DATASET EXTRACT |
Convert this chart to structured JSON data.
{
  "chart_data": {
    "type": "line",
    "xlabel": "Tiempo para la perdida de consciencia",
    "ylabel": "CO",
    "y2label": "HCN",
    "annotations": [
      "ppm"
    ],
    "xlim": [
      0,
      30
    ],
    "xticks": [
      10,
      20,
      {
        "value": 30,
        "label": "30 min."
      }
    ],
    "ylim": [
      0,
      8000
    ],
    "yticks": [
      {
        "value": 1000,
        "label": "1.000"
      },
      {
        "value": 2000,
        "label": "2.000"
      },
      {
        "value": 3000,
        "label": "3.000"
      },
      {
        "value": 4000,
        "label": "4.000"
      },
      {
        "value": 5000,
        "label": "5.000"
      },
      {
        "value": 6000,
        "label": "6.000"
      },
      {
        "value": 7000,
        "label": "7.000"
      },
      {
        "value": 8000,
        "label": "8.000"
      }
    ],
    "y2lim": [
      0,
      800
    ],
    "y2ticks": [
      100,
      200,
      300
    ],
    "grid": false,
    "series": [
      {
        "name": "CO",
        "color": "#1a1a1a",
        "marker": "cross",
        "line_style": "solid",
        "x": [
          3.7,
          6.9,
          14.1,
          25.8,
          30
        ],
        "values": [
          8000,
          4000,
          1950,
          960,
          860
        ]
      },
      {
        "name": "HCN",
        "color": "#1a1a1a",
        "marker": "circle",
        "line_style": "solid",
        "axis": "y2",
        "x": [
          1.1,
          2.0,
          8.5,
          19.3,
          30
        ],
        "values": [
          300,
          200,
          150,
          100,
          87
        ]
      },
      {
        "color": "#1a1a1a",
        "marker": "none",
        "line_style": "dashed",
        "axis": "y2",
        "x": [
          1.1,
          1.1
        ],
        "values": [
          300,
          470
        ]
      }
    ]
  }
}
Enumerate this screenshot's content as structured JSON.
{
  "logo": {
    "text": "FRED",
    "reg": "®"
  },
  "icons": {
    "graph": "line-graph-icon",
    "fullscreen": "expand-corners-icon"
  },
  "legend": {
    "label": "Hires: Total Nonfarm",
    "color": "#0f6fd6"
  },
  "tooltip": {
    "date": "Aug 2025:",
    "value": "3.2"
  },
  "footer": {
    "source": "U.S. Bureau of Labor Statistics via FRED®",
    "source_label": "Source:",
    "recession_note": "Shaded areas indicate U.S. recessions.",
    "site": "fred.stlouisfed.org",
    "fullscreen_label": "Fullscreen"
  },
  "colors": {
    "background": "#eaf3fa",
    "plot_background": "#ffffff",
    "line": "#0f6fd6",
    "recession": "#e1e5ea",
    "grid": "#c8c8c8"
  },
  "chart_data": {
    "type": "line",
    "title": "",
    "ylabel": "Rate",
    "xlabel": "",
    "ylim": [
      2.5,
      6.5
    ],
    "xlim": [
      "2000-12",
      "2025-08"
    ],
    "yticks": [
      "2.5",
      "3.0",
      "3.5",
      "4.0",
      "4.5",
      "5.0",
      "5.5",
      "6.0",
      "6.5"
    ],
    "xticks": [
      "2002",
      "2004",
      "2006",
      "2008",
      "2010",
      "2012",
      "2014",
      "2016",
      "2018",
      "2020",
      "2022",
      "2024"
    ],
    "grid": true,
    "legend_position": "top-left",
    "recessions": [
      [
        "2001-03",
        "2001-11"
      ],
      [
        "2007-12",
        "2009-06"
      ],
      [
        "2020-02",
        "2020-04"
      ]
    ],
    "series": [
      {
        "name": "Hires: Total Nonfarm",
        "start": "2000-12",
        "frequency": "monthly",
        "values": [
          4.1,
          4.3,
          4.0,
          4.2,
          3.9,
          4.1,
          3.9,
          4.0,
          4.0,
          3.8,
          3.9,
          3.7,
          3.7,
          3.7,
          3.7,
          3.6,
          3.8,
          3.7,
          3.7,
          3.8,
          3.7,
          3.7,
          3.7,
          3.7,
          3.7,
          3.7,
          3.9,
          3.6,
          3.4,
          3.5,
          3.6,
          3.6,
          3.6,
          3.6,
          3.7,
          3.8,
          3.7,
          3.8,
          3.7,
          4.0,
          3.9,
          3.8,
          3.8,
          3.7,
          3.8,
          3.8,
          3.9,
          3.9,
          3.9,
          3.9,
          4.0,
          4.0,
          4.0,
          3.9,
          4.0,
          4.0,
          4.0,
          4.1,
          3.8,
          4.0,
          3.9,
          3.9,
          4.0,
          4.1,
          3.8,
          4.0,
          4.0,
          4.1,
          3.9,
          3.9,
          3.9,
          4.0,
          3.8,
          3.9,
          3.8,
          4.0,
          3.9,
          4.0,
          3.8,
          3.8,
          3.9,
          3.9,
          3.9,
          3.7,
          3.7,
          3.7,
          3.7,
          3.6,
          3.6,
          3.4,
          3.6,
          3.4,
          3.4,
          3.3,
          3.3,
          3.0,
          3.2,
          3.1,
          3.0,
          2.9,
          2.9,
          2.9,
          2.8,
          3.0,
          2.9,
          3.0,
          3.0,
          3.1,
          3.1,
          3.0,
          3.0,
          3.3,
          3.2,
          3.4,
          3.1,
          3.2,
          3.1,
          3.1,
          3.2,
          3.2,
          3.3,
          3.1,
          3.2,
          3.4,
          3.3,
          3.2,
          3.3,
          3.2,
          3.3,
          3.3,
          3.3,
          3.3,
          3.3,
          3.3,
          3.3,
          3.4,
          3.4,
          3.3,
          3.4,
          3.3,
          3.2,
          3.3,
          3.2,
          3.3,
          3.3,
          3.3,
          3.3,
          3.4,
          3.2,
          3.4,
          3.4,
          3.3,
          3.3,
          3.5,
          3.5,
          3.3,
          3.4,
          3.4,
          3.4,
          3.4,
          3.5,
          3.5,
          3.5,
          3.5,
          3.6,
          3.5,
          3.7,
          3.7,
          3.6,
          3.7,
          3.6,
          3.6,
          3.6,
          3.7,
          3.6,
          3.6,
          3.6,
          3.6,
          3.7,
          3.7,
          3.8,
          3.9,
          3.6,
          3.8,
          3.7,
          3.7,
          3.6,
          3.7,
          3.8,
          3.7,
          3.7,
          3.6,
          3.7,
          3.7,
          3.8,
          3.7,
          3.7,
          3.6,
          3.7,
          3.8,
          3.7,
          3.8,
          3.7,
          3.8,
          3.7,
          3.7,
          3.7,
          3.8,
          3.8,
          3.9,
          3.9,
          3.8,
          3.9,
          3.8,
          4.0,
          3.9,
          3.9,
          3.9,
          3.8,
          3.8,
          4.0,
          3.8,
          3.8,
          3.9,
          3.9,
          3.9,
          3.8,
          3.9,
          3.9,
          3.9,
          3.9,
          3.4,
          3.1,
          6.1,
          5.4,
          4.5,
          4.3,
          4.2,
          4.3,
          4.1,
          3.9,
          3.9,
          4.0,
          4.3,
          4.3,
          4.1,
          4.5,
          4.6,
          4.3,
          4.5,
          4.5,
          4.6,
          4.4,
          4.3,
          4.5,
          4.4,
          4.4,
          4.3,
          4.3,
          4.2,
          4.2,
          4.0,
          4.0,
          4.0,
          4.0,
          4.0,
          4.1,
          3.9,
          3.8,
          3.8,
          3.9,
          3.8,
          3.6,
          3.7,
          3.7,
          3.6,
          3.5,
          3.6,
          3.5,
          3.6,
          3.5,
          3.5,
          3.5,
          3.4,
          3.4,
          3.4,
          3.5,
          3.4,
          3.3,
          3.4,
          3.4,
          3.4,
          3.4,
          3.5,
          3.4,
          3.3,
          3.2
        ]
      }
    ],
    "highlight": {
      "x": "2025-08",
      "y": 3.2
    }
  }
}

OBJECTIVE | Each line of the material should be duplicated exactly, please.

RESULT FOR THIS EXERCISE |
Convert this chart to structured JSON data.
{
  "chart_data": {
    "type": "line",
    "xlabel": "Tiempo para la perdida de consciencia",
    "ylabel": "CO",
    "y2label": "HCN",
    "annotations": [
      "ppm"
    ],
    "xlim": [
      0,
      30
    ],
    "xticks": [
      10,
      20,
      {
        "value": 30,
        "label": "30 min."
      }
    ],
    "ylim": [
      0,
      8000
    ],
    "yticks": [
      {
        "value": 1000,
        "label": "1.000"
      },
      {
        "value": 2000,
        "label": "2.000"
      },
      {
        "value": 3000,
        "label": "3.000"
      },
      {
        "value": 4000,
        "label": "4.000"
      },
      {
        "value": 5000,
        "label": "5.000"
      },
      {
        "value": 6000,
        "label": "6.000"
      },
      {
        "value": 7000,
        "label": "7.000"
      },
      {
        "value": 8000,
        "label": "8.000"
      }
    ],
    "y2lim": [
      0,
      800
    ],
    "y2ticks": [
      100,
      200,
      300
    ],
    "grid": false,
    "series": [
      {
        "name": "CO",
        "color": "#1a1a1a",
        "marker": "cross",
        "line_style": "solid",
        "x": [
          3.7,
          6.9,
          14.1,
          25.8,
          30
        ],
        "values": [
          8000,
          4000,
          1950,
          960,
          860
        ]
      },
      {
        "name": "HCN",
        "color": "#1a1a1a",
        "marker": "circle",
        "line_style": "solid",
        "axis": "y2",
        "x": [
          1.1,
          2.0,
          8.5,
          19.3,
          30
        ],
        "values": [
          300,
          200,
          150,
          100,
          87
        ]
      },
      {
        "color": "#1a1a1a",
        "marker": "none",
        "line_style": "dashed",
        "axis": "y2",
        "x": [
          1.1,
          1.1
        ],
        "values": [
          300,
          470
        ]
      }
    ]
  }
}
Enumerate this screenshot's content as structured JSON.
{
  "logo": {
    "text": "FRED",
    "reg": "®"
  },
  "icons": {
    "graph": "line-graph-icon",
    "fullscreen": "expand-corners-icon"
  },
  "legend": {
    "label": "Hires: Total Nonfarm",
    "color": "#0f6fd6"
  },
  "tooltip": {
    "date": "Aug 2025:",
    "value": "3.2"
  },
  "footer": {
    "source": "U.S. Bureau of Labor Statistics via FRED®",
    "source_label": "Source:",
    "recession_note": "Shaded areas indicate U.S. recessions.",
    "site": "fred.stlouisfed.org",
    "fullscreen_label": "Fullscreen"
  },
  "colors": {
    "background": "#eaf3fa",
    "plot_background": "#ffffff",
    "line": "#0f6fd6",
    "recession": "#e1e5ea",
    "grid": "#c8c8c8"
  },
  "chart_data": {
    "type": "line",
    "title": "",
    "ylabel": "Rate",
    "xlabel": "",
    "ylim": [
      2.5,
      6.5
    ],
    "xlim": [
      "2000-12",
      "2025-08"
    ],
    "yticks": [
      "2.5",
      "3.0",
      "3.5",
      "4.0",
      "4.5",
      "5.0",
      "5.5",
      "6.0",
      "6.5"
    ],
    "xticks": [
      "2002",
      "2004",
      "2006",
      "2008",
      "2010",
      "2012",
      "2014",
      "2016",
      "2018",
      "2020",
      "2022",
      "2024"
    ],
    "grid": true,
    "legend_position": "top-left",
    "recessions": [
      [
        "2001-03",
        "2001-11"
      ],
      [
        "2007-12",
        "2009-06"
      ],
      [
        "2020-02",
        "2020-04"
      ]
    ],
    "series": [
      {
        "name": "Hires: Total Nonfarm",
        "start": "2000-12",
        "frequency": "monthly",
        "values": [
          4.1,
          4.3,
          4.0,
          4.2,
          3.9,
          4.1,
          3.9,
          4.0,
          4.0,
          3.8,
          3.9,
          3.7,
          3.7,
          3.7,
          3.7,
          3.6,
          3.8,
          3.7,
          3.7,
          3.8,
          3.7,
          3.7,
          3.7,
          3.7,
          3.7,
          3.7,
          3.9,
          3.6,
          3.4,
          3.5,
          3.6,
          3.6,
          3.6,
          3.6,
          3.7,
          3.8,
          3.7,
          3.8,
          3.7,
          4.0,
          3.9,
          3.8,
          3.8,
          3.7,
          3.8,
          3.8,
          3.9,
          3.9,
          3.9,
          3.9,
          4.0,
          4.0,
          4.0,
          3.9,
          4.0,
          4.0,
          4.0,
          4.1,
          3.8,
          4.0,
          3.9,
          3.9,
          4.0,
          4.1,
          3.8,
          4.0,
          4.0,
          4.1,
          3.9,
          3.9,
          3.9,
          4.0,
          3.8,
          3.9,
          3.8,
          4.0,
          3.9,
          4.0,
          3.8,
          3.8,
          3.9,
          3.9,
          3.9,
          3.7,
          3.7,
          3.7,
          3.7,
          3.6,
          3.6,
          3.4,
          3.6,
          3.4,
          3.4,
          3.3,
          3.3,
          3.0,
          3.2,
          3.1,
          3.0,
          2.9,
          2.9,
          2.9,
          2.8,
          3.0,
          2.9,
          3.0,
          3.0,
          3.1,
          3.1,
          3.0,
          3.0,
          3.3,
          3.2,
          3.4,
          3.1,
          3.2,
          3.1,
          3.1,
          3.2,
          3.2,
          3.3,
          3.1,
          3.2,
          3.4,
          3.3,
          3.2,
          3.3,
          3.2,
          3.3,
          3.3,
          3.3,
          3.3,
          3.3,
          3.3,
          3.3,
          3.4,
          3.4,
          3.3,
          3.4,
          3.3,
          3.2,
          3.3,
          3.2,
          3.3,
          3.3,
          3.3,
          3.3,
          3.4,
          3.2,
          3.4,
          3.4,
          3.3,
          3.3,
          3.5,
          3.5,
          3.3,
          3.4,
          3.4,
          3.4,
          3.4,
          3.5,
          3.5,
          3.5,
          3.5,
          3.6,
          3.5,
          3.7,
          3.7,
          3.6,
          3.7,
          3.6,
          3.6,
          3.6,
          3.7,
          3.6,
          3.6,
          3.6,
          3.6,
          3.7,
          3.7,
          3.8,
          3.9,
          3.6,
          3.8,
          3.7,
          3.7,
          3.6,
          3.7,
          3.8,
          3.7,
          3.7,
          3.6,
          3.7,
          3.7,
          3.8,
          3.7,
          3.7,
          3.6,
          3.7,
          3.8,
          3.7,
          3.8,
          3.7,
          3.8,
          3.7,
          3.7,
          3.7,
          3.8,
          3.8,
          3.9,
          3.9,
          3.8,
          3.9,
          3.8,
          4.0,
          3.9,
          3.9,
          3.9,
          3.8,
          3.8,
          4.0,
          3.8,
          3.8,
          3.9,
          3.9,
          3.9,
          3.8,
          3.9,
          3.9,
          3.9,
          3.9,
          3.4,
          3.1,
          6.1,
          5.4,
          4.5,
          4.3,
          4.2,
          4.3,
          4.1,
          3.9,
          3.9,
          4.0,
          4.3,
          4.3,
          4.1,
          4.5,
          4.6,
          4.3,
          4.5,
          4.5,
          4.6,
          4.4,
          4.3,
          4.5,
          4.4,
          4.4,
          4.3,
          4.3,
          4.2,
          4.2,
          4.0,
          4.0,
          4.0,
          4.0,
          4.0,
          4.1,
          3.9,
          3.8,
          3.8,
          3.9,
          3.8,
          3.6,
          3.7,
          3.7,
          3.6,
          3.5,
          3.6,
          3.5,
          3.6,
          3.5,
          3.5,
          3.5,
          3.4,
          3.4,
          3.4,
          3.5,
          3.4,
          3.3,
          3.4,
          3.4,
          3.4,
          3.4,
          3.5,
          3.4,
          3.3,
          3.2
        ]
      }
    ],
    "highlight": {
      "x": "2025-08",
      "y": 3.2
    }
  }
}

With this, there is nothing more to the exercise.